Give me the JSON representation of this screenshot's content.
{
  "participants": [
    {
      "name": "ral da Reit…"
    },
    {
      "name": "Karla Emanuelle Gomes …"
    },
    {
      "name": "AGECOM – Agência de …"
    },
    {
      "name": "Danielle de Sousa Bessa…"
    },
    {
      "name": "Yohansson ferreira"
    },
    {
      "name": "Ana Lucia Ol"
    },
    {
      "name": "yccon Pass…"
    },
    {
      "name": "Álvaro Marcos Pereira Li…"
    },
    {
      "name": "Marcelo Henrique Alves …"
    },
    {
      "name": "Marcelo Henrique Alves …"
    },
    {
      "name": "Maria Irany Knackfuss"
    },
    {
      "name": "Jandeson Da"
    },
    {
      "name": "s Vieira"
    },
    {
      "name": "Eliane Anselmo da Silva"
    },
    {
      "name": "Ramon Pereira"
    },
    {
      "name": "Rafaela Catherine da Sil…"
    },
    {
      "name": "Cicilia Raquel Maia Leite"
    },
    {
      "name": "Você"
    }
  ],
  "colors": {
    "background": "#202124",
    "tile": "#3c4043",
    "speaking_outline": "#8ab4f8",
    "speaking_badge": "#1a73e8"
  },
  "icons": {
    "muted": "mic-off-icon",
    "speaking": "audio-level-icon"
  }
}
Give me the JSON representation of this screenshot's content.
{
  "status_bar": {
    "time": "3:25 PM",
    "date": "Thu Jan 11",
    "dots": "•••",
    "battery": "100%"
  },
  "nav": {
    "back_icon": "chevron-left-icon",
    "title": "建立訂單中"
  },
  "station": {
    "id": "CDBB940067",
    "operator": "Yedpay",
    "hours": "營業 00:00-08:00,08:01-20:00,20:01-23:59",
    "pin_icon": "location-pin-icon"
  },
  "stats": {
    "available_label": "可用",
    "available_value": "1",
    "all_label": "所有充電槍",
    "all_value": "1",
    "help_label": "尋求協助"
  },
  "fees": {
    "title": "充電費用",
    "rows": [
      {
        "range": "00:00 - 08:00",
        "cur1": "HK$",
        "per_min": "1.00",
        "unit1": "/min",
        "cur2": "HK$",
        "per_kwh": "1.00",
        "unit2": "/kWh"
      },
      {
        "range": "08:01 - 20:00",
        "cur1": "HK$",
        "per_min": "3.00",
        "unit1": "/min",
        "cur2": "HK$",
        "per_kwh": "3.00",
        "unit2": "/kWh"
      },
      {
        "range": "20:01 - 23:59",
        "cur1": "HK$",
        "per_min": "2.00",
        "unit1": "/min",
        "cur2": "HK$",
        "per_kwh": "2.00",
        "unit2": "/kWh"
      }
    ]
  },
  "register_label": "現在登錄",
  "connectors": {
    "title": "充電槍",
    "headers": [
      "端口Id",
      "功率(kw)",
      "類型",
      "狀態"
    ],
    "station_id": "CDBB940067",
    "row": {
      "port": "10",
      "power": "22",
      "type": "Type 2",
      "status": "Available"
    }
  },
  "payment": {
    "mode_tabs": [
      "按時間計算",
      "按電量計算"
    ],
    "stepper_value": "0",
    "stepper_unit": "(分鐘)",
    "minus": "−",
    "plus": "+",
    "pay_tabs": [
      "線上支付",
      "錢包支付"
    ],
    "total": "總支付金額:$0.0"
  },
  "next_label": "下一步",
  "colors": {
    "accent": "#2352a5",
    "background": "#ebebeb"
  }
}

Task:
Above are some records. Print them all exactly.

Answer for the task:
Give me the JSON representation of this screenshot's content.
{
  "participants": [
    {
      "name": "ral da Reit…"
    },
    {
      "name": "Karla Emanuelle Gomes …"
    },
    {
      "name": "AGECOM – Agência de …"
    },
    {
      "name": "Danielle de Sousa Bessa…"
    },
    {
      "name": "Yohansson ferreira"
    },
    {
      "name": "Ana Lucia Ol"
    },
    {
      "name": "yccon Pass…"
    },
    {
      "name": "Álvaro Marcos Pereira Li…"
    },
    {
      "name": "Marcelo Henrique Alves …"
    },
    {
      "name": "Marcelo Henrique Alves …"
    },
    {
      "name": "Maria Irany Knackfuss"
    },
    {
      "name": "Jandeson Da"
    },
    {
      "name": "s Vieira"
    },
    {
      "name": "Eliane Anselmo da Silva"
    },
    {
      "name": "Ramon Pereira"
    },
    {
      "name": "Rafaela Catherine da Sil…"
    },
    {
      "name": "Cicilia Raquel Maia Leite"
    },
    {
      "name": "Você"
    }
  ],
  "colors": {
    "background": "#202124",
    "tile": "#3c4043",
    "speaking_outline": "#8ab4f8",
    "speaking_badge": "#1a73e8"
  },
  "icons": {
    "muted": "mic-off-icon",
    "speaking": "audio-level-icon"
  }
}
Give me the JSON representation of this screenshot's content.
{
  "status_bar": {
    "time": "3:25 PM",
    "date": "Thu Jan 11",
    "dots": "•••",
    "battery": "100%"
  },
  "nav": {
    "back_icon": "chevron-left-icon",
    "title": "建立訂單中"
  },
  "station": {
    "id": "CDBB940067",
    "operator": "Yedpay",
    "hours": "營業 00:00-08:00,08:01-20:00,20:01-23:59",
    "pin_icon": "location-pin-icon"
  },
  "stats": {
    "available_label": "可用",
    "available_value": "1",
    "all_label": "所有充電槍",
    "all_value": "1",
    "help_label": "尋求協助"
  },
  "fees": {
    "title": "充電費用",
    "rows": [
      {
        "range": "00:00 - 08:00",
        "cur1": "HK$",
        "per_min": "1.00",
        "unit1": "/min",
        "cur2": "HK$",
        "per_kwh": "1.00",
        "unit2": "/kWh"
      },
      {
        "range": "08:01 - 20:00",
        "cur1": "HK$",
        "per_min": "3.00",
        "unit1": "/min",
        "cur2": "HK$",
        "per_kwh": "3.00",
        "unit2": "/kWh"
      },
      {
        "range": "20:01 - 23:59",
        "cur1": "HK$",
        "per_min": "2.00",
        "unit1": "/min",
        "cur2": "HK$",
        "per_kwh": "2.00",
        "unit2": "/kWh"
      }
    ]
  },
  "register_label": "現在登錄",
  "connectors": {
    "title": "充電槍",
    "headers": [
      "端口Id",
      "功率(kw)",
      "類型",
      "狀態"
    ],
    "station_id": "CDBB940067",
    "row": {
      "port": "10",
      "power": "22",
      "type": "Type 2",
      "status": "Available"
    }
  },
  "payment": {
    "mode_tabs": [
      "按時間計算",
      "按電量計算"
    ],
    "stepper_value": "0",
    "stepper_unit": "(分鐘)",
    "minus": "−",
    "plus": "+",
    "pay_tabs": [
      "線上支付",
      "錢包支付"
    ],
    "total": "總支付金額:$0.0"
  },
  "next_label": "下一步",
  "colors": {
    "accent": "#2352a5",
    "background": "#ebebeb"
  }
}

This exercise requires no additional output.